— begin Dataset content —
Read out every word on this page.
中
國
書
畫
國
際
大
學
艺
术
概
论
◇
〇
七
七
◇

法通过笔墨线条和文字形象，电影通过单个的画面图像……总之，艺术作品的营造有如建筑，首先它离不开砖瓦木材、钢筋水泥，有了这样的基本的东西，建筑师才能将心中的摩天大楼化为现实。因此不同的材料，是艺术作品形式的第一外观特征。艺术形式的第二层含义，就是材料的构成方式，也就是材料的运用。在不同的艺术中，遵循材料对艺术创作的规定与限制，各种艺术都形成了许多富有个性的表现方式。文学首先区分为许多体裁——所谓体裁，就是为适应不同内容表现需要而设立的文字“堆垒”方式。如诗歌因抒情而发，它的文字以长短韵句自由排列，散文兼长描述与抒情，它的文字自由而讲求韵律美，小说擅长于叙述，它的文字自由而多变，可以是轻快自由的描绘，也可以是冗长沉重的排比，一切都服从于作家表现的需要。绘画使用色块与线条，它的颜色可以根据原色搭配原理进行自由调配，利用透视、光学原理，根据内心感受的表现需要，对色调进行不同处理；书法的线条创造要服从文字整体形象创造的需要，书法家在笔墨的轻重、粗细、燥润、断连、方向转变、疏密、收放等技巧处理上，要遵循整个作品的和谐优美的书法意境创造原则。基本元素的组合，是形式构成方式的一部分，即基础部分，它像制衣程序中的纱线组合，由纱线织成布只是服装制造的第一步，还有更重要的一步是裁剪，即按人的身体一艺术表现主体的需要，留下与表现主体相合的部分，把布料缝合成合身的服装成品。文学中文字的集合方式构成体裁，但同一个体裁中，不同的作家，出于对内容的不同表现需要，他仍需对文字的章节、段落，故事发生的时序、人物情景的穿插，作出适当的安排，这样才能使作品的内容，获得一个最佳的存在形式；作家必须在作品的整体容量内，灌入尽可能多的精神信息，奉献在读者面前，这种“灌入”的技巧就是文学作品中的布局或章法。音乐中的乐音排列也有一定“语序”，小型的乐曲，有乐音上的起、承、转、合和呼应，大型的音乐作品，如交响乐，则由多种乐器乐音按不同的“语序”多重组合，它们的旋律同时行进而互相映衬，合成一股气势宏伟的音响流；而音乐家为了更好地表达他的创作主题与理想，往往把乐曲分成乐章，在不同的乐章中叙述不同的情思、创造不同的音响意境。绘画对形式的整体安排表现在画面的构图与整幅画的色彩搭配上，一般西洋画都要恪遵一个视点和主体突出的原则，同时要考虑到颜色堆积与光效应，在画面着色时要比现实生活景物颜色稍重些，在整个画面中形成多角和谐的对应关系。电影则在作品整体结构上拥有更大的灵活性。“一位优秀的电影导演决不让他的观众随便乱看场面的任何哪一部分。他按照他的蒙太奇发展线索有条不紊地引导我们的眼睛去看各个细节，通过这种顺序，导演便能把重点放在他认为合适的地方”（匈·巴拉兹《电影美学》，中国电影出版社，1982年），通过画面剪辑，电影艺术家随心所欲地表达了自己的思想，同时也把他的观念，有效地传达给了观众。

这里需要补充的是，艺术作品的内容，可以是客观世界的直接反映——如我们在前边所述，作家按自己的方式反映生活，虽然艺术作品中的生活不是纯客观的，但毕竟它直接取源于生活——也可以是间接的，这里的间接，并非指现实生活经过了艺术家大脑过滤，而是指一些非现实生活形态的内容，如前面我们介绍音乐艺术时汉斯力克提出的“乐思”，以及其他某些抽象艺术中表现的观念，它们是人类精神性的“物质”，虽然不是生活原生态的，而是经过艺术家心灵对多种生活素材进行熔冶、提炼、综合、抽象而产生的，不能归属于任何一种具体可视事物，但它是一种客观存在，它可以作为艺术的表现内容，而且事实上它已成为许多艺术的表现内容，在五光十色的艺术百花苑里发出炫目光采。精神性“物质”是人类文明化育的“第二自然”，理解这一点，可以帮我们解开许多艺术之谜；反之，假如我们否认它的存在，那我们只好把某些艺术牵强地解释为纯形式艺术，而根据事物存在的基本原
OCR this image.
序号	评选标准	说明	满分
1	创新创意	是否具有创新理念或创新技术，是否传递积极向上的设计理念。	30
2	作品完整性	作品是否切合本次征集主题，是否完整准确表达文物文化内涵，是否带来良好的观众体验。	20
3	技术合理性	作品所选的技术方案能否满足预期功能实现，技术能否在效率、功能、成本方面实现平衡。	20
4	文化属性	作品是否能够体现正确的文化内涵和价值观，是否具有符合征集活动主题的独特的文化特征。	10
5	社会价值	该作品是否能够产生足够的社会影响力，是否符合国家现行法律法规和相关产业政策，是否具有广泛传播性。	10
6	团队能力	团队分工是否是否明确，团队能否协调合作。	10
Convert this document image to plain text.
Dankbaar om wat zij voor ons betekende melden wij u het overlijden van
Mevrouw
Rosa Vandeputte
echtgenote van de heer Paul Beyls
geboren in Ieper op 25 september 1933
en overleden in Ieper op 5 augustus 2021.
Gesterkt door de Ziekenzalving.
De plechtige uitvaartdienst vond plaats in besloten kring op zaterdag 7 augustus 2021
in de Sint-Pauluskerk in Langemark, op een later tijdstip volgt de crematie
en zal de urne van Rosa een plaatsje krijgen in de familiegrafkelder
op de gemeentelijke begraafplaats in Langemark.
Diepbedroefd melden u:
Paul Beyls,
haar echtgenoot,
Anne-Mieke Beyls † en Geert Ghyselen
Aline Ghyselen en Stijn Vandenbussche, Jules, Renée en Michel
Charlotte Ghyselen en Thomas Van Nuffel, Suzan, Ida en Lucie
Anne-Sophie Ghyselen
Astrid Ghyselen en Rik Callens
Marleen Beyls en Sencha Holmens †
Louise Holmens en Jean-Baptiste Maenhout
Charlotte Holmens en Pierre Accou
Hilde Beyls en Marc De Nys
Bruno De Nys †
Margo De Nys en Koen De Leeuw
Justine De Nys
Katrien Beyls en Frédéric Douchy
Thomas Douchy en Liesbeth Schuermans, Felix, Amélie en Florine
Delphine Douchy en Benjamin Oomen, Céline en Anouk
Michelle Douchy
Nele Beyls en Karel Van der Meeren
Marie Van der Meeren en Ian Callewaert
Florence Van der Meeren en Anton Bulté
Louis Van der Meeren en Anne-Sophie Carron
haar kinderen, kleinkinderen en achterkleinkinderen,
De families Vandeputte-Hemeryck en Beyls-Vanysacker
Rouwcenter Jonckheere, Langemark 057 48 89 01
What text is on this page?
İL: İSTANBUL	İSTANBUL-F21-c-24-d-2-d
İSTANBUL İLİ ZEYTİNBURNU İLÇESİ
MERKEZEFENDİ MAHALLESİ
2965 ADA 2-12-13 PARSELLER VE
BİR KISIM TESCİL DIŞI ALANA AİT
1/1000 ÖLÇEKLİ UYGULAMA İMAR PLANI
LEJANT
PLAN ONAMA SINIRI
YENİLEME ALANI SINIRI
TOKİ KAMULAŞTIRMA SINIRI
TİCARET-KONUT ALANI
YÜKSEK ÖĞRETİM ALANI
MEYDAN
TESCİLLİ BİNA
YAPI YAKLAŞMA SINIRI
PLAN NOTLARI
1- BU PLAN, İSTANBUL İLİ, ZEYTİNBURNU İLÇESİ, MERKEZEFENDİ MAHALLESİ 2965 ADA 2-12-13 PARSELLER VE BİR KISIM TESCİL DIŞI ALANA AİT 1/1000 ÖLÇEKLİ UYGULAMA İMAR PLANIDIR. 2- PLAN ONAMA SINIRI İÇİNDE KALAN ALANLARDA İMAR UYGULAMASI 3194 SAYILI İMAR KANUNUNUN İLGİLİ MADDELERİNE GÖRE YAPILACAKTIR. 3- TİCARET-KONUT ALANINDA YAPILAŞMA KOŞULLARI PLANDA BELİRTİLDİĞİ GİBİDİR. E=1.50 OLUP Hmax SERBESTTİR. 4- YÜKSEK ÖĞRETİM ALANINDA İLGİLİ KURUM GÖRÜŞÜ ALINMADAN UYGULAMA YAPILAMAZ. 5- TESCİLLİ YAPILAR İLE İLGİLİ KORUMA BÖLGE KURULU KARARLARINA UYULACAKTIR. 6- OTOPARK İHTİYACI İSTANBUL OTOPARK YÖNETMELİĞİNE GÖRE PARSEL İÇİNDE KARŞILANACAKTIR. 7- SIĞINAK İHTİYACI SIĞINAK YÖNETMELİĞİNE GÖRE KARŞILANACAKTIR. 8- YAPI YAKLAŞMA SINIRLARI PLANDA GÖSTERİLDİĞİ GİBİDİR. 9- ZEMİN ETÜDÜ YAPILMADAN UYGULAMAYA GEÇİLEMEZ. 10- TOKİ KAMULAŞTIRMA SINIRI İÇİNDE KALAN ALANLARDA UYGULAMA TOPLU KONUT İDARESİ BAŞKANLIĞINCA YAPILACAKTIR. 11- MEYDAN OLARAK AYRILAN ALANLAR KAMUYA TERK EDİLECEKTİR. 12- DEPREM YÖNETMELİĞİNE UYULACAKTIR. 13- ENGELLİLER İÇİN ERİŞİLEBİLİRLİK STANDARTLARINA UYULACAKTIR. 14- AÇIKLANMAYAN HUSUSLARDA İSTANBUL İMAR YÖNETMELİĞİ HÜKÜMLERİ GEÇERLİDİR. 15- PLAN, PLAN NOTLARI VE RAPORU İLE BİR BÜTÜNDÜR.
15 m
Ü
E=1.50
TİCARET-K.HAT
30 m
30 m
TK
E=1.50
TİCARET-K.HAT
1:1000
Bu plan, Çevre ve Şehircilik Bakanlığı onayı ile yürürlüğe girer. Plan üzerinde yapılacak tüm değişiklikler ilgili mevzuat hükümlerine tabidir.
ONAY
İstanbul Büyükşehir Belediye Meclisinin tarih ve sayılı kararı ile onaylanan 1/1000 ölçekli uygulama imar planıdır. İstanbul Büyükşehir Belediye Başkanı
— end Dataset content —
§ **What to work on**
From the material above, gather all lines that include the string "Thomas" and copy them.

§ **Final result**
Charlotte Ghyselen en Thomas Van Nuffel, Suzan, Ida en Lucie
Thomas Douchy en Liesbeth Schuermans, Felix, Amélie en Florine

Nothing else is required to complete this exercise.